> [WORK TO DO]: Filter these entries so that only lines with the word "length" remain.

::::

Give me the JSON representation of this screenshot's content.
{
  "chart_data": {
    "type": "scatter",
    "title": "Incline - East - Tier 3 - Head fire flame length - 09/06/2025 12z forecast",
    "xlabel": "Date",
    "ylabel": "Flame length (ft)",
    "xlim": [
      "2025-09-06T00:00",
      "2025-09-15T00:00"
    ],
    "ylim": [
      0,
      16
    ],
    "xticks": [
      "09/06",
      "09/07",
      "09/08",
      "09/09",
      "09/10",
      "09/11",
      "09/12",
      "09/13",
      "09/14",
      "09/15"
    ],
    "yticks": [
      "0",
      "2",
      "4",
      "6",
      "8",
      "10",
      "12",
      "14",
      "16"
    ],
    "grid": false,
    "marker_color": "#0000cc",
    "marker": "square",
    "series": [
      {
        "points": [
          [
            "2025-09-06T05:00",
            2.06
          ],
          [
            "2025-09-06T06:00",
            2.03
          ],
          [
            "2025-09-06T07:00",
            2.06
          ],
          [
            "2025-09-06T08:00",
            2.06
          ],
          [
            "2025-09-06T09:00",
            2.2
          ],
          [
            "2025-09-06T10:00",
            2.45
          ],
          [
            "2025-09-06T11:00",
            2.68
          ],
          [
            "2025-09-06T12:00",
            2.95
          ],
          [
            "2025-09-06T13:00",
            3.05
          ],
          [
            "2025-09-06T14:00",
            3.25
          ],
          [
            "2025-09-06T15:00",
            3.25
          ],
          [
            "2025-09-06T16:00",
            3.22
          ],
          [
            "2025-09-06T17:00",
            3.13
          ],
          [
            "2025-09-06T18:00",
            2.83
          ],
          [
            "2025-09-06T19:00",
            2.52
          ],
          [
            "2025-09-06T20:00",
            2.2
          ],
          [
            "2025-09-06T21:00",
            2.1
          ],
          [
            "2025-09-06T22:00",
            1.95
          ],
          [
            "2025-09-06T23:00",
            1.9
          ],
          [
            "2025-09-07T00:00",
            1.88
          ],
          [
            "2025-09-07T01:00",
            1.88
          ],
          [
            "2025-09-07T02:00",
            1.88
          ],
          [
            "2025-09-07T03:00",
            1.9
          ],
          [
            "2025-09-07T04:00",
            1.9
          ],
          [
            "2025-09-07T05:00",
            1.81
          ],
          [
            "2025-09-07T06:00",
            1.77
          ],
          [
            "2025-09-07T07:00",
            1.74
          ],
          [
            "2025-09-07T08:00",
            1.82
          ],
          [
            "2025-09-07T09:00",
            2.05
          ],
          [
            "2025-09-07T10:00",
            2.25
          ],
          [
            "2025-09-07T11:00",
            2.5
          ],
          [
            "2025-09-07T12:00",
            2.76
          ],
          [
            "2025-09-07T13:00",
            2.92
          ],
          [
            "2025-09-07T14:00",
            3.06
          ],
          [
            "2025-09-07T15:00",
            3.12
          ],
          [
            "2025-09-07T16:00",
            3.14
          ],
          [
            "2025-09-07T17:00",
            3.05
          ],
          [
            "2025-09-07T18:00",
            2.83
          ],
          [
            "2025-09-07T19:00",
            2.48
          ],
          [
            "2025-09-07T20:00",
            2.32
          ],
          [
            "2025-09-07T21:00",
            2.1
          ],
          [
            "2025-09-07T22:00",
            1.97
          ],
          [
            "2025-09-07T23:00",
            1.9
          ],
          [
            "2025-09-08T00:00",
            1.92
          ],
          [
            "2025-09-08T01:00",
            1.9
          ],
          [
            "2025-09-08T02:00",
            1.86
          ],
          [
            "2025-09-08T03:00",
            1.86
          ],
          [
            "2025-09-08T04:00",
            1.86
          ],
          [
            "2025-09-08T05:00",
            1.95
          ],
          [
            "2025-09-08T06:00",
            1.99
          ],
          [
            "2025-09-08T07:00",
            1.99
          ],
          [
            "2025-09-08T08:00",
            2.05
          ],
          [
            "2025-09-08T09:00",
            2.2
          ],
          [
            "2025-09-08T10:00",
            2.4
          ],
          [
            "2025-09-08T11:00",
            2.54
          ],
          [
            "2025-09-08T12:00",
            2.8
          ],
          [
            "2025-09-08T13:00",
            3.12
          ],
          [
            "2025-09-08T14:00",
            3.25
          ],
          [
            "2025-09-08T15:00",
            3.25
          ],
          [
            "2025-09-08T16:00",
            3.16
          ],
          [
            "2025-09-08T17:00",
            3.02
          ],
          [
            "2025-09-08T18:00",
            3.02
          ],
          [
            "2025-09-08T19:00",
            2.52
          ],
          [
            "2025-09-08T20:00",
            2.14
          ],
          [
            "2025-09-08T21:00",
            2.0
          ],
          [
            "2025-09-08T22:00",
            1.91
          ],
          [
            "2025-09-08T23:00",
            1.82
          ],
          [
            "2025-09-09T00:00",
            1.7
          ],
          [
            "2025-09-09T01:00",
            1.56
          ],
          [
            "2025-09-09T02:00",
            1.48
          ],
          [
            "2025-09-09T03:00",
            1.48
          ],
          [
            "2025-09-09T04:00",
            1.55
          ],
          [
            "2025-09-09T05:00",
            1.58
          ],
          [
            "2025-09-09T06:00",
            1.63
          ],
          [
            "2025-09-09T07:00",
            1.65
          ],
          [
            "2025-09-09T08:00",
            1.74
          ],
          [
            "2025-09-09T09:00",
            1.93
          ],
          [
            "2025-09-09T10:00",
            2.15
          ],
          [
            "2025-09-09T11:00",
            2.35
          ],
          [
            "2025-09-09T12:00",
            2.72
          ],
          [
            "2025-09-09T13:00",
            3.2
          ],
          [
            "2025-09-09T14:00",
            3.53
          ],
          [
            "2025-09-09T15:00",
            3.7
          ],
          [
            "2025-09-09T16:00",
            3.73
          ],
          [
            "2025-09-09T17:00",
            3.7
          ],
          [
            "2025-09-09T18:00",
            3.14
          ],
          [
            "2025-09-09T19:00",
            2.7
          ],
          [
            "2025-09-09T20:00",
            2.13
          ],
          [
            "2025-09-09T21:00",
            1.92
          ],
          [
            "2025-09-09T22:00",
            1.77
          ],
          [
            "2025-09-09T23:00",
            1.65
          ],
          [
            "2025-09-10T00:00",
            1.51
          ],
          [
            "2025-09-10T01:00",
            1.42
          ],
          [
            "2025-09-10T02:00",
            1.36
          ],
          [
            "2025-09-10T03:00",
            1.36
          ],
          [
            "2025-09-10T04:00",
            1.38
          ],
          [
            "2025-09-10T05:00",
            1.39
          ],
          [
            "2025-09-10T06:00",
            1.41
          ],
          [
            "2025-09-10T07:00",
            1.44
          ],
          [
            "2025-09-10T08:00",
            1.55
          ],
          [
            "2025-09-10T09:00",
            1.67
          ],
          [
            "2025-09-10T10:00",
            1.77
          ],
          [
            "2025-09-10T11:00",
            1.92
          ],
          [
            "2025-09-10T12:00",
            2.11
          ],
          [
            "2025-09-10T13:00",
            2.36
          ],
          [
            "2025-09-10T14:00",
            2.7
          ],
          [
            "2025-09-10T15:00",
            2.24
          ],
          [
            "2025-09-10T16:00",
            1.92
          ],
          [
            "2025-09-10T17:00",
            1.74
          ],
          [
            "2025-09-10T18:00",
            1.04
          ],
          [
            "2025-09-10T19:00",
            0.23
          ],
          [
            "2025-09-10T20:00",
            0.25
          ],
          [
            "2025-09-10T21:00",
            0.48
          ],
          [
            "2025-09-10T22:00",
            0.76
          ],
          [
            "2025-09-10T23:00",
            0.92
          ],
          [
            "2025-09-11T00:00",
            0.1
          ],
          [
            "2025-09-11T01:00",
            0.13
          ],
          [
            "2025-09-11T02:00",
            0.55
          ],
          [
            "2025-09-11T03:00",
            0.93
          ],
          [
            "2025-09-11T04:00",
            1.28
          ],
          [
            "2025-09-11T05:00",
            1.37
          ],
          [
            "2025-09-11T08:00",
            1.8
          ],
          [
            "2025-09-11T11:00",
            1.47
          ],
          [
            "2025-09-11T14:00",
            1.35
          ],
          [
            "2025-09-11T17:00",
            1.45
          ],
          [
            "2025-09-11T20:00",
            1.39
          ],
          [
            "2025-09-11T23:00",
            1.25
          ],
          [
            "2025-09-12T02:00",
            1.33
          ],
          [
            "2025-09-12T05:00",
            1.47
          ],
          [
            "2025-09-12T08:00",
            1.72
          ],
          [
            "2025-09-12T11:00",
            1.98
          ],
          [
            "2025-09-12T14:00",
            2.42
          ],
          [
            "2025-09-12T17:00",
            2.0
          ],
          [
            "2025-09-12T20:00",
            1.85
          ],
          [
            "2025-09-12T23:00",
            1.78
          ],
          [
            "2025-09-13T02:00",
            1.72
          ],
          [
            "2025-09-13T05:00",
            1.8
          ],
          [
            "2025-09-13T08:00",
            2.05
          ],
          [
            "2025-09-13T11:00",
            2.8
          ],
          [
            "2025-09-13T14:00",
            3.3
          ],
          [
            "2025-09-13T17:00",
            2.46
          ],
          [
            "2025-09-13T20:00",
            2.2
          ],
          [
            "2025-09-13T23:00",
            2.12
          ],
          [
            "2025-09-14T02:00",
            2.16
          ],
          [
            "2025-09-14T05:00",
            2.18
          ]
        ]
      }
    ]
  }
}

::::

> [RESPONSE]:
    "title": "Incline - East - Tier 3 - Head fire flame length - 09/06/2025 12z forecast",
    "ylabel": "Flame length (ft)",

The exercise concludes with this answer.